-- LISTING --
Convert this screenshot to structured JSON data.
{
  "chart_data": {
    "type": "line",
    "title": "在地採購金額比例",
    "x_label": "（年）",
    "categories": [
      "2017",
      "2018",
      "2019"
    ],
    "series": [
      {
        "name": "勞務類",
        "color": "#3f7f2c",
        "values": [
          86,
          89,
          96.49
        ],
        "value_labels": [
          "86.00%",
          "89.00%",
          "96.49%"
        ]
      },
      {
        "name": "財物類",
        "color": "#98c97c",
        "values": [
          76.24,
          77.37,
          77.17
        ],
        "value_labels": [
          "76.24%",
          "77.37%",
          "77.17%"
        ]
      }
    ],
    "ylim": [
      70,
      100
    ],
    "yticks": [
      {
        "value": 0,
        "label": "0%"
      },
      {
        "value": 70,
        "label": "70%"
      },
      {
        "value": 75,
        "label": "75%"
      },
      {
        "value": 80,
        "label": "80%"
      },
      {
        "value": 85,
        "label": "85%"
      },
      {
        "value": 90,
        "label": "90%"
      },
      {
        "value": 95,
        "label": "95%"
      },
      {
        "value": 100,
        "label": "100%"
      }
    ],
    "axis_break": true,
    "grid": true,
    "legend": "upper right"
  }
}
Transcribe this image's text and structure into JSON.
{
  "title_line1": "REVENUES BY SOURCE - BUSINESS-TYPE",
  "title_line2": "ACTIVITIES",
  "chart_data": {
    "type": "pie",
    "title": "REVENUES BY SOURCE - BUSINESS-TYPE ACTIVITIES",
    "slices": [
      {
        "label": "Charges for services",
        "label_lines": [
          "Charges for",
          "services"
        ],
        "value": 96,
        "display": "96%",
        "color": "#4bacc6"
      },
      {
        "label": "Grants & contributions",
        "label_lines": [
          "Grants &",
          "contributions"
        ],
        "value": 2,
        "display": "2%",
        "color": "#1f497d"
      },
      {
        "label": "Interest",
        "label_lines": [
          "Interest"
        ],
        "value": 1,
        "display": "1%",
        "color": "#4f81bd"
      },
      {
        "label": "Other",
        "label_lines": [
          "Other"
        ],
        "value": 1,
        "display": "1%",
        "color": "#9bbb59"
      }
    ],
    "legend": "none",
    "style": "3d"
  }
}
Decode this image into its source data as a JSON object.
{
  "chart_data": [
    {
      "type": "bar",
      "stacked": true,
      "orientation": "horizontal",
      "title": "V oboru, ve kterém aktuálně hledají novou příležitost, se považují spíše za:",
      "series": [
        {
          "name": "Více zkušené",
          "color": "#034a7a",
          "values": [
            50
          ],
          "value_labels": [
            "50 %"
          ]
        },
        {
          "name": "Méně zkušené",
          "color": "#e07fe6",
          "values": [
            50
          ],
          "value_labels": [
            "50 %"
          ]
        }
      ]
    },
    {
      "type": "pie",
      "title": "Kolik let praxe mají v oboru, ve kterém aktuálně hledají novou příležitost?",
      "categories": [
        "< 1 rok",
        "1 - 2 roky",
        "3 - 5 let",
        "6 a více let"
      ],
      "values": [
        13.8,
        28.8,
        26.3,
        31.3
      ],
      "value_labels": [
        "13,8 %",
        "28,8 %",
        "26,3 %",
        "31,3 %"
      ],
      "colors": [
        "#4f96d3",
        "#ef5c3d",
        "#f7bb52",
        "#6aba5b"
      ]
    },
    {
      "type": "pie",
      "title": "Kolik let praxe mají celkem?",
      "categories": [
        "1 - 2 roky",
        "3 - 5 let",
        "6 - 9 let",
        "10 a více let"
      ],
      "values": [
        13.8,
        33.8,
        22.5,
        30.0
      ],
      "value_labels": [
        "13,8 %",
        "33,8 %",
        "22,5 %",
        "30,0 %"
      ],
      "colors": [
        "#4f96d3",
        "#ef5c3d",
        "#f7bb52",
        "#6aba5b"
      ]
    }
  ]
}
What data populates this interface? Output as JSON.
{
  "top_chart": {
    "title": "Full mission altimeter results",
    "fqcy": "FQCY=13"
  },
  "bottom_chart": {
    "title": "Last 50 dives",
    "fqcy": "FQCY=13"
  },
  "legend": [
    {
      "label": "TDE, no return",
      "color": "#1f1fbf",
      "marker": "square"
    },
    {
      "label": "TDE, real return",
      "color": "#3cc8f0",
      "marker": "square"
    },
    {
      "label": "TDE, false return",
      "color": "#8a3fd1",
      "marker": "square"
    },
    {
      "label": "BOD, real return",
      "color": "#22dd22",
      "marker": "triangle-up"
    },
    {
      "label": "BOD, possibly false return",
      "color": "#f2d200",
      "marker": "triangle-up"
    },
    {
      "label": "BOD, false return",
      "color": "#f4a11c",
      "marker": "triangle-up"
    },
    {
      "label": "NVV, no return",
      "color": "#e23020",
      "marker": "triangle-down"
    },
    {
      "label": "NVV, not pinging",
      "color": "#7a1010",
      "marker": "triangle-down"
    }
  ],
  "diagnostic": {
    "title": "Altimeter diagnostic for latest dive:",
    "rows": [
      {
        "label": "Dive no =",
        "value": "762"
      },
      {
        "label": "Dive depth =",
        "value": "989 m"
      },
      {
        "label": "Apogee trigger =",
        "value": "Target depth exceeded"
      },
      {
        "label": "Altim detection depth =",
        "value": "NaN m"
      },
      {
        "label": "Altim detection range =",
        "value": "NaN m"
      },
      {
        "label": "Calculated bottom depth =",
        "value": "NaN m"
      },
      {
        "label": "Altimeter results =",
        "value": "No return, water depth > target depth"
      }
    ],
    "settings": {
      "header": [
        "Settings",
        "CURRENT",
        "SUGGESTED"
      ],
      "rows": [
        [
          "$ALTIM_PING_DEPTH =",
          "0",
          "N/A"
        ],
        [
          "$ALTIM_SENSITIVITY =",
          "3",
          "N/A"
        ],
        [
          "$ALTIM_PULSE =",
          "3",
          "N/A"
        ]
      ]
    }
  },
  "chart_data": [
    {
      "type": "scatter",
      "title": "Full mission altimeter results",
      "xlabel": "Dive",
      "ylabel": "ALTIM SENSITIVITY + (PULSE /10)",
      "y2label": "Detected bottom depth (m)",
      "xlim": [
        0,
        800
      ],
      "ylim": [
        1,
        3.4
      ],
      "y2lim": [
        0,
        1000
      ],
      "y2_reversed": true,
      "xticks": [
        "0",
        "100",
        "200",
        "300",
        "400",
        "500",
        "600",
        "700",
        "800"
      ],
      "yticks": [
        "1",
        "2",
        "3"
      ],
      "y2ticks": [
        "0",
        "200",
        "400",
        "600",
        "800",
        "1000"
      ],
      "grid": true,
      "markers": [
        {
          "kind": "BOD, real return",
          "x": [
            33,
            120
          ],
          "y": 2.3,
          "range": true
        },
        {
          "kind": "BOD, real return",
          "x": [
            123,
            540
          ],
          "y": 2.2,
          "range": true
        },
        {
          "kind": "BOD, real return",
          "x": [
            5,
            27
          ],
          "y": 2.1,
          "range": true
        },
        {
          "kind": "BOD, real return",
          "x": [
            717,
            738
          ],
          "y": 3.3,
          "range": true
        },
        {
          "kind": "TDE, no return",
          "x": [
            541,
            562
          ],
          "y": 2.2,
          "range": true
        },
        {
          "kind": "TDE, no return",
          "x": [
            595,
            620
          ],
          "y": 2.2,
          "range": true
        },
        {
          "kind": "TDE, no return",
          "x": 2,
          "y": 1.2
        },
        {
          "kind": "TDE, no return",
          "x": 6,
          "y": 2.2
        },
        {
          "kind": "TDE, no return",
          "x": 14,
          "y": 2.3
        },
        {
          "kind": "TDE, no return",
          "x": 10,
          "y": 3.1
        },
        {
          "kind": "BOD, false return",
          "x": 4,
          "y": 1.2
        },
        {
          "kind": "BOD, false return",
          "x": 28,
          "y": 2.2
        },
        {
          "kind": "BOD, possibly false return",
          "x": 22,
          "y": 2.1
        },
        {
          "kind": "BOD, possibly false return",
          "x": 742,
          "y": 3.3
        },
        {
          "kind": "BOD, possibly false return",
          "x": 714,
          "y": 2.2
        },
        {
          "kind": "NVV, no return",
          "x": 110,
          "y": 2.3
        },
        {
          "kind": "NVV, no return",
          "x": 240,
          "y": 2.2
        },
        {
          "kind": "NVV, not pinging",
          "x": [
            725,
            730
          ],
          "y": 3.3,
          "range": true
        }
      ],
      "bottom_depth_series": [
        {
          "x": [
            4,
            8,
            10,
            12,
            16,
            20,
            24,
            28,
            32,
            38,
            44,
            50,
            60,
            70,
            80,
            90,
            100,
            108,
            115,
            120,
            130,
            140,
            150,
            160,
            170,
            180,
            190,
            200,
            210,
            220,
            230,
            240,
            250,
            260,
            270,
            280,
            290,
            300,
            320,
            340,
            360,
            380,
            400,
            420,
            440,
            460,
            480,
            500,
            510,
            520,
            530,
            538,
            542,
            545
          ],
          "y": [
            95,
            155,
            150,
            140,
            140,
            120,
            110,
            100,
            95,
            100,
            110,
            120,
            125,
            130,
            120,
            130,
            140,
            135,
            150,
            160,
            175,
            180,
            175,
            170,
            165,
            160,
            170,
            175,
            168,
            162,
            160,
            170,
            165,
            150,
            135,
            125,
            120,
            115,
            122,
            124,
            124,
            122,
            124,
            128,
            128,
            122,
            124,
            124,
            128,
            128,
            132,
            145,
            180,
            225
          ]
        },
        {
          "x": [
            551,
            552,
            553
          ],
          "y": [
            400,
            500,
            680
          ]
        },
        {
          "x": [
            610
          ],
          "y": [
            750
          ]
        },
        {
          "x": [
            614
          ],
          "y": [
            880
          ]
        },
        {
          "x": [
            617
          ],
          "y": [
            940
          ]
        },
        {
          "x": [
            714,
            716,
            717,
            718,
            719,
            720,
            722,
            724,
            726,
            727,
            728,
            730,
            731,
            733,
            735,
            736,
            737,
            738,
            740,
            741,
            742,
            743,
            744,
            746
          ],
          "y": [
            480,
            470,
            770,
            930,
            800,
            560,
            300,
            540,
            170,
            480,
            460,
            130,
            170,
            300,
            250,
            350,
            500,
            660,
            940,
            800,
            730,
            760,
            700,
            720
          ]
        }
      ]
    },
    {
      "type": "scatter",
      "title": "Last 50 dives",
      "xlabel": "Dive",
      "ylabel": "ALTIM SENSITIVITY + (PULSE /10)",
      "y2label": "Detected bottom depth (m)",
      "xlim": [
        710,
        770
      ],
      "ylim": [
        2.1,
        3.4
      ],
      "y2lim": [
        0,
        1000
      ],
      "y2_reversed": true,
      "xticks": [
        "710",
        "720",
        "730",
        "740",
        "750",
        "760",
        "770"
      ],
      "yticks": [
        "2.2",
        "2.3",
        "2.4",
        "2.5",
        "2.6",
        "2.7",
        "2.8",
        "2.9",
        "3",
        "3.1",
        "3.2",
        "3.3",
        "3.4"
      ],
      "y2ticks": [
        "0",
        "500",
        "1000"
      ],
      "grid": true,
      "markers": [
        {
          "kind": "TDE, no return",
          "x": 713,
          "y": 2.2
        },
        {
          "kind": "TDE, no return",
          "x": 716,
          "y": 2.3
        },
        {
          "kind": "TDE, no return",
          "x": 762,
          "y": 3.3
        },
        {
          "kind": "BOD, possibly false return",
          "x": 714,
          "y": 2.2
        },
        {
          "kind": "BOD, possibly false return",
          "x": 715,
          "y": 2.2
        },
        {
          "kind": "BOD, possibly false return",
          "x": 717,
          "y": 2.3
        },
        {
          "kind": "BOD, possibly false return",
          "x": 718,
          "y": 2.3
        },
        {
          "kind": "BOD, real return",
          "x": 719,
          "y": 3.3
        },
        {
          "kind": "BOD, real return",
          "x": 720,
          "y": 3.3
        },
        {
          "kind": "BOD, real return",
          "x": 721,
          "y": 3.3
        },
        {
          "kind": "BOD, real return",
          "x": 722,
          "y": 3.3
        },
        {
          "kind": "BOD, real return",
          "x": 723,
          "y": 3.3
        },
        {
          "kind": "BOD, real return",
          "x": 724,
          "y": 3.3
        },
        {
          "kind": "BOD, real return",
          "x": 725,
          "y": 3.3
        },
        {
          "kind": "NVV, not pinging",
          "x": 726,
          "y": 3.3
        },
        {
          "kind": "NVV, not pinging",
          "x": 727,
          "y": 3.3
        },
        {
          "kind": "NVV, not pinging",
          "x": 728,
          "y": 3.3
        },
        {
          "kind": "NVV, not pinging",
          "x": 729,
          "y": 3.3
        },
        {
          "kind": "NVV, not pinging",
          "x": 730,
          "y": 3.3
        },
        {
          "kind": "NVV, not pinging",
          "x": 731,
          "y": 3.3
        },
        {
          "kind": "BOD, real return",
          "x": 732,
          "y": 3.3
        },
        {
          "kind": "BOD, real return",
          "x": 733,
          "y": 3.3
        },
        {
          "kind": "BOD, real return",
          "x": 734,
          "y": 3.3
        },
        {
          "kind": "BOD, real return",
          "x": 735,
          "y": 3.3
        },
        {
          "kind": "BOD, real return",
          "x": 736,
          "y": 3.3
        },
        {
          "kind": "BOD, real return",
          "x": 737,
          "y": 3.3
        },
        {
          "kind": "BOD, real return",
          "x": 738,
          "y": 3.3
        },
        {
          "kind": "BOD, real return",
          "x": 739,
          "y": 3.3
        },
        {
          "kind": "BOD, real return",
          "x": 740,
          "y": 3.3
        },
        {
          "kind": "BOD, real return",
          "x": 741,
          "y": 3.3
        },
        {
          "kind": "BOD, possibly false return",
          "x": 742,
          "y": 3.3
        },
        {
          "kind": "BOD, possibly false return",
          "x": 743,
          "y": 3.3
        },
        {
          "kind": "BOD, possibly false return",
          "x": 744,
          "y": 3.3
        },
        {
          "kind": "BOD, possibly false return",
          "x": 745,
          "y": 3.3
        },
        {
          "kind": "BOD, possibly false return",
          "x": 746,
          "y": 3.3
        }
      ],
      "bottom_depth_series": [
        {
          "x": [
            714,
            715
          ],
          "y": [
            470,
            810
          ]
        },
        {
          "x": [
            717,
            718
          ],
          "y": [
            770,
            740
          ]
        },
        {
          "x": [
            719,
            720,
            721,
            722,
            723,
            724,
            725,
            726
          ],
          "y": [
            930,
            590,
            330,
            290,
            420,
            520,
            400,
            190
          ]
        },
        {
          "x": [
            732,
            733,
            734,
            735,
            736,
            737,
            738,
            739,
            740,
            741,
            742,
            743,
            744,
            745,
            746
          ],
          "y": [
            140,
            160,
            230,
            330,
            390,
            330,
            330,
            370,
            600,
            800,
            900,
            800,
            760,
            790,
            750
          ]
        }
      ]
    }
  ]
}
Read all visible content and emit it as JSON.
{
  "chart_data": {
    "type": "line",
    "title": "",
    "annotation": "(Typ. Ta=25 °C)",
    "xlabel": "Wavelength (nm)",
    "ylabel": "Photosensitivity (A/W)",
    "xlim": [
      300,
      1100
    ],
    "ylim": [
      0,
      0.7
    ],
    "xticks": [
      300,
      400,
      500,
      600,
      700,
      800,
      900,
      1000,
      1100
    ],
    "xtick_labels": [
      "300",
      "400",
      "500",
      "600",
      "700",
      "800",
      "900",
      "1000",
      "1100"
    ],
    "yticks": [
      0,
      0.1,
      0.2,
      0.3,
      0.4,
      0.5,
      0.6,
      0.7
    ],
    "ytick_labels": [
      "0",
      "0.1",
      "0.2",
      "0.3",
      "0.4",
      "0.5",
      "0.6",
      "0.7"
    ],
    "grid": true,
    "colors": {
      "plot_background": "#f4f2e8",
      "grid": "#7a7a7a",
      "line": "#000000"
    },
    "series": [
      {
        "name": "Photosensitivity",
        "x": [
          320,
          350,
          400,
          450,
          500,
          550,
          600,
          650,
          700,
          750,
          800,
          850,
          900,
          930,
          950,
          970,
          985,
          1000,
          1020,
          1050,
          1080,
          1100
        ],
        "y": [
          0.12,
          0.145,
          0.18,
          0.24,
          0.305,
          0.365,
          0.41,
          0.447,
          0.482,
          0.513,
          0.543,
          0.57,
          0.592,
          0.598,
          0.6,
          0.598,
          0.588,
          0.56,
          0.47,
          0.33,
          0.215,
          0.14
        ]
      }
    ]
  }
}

-- INSTRUCTIONS FOR THE TASK --
Going through the entries above line by line, work out how many lines include the word "name". Only the number is required.

-- THE OUTPUT --
5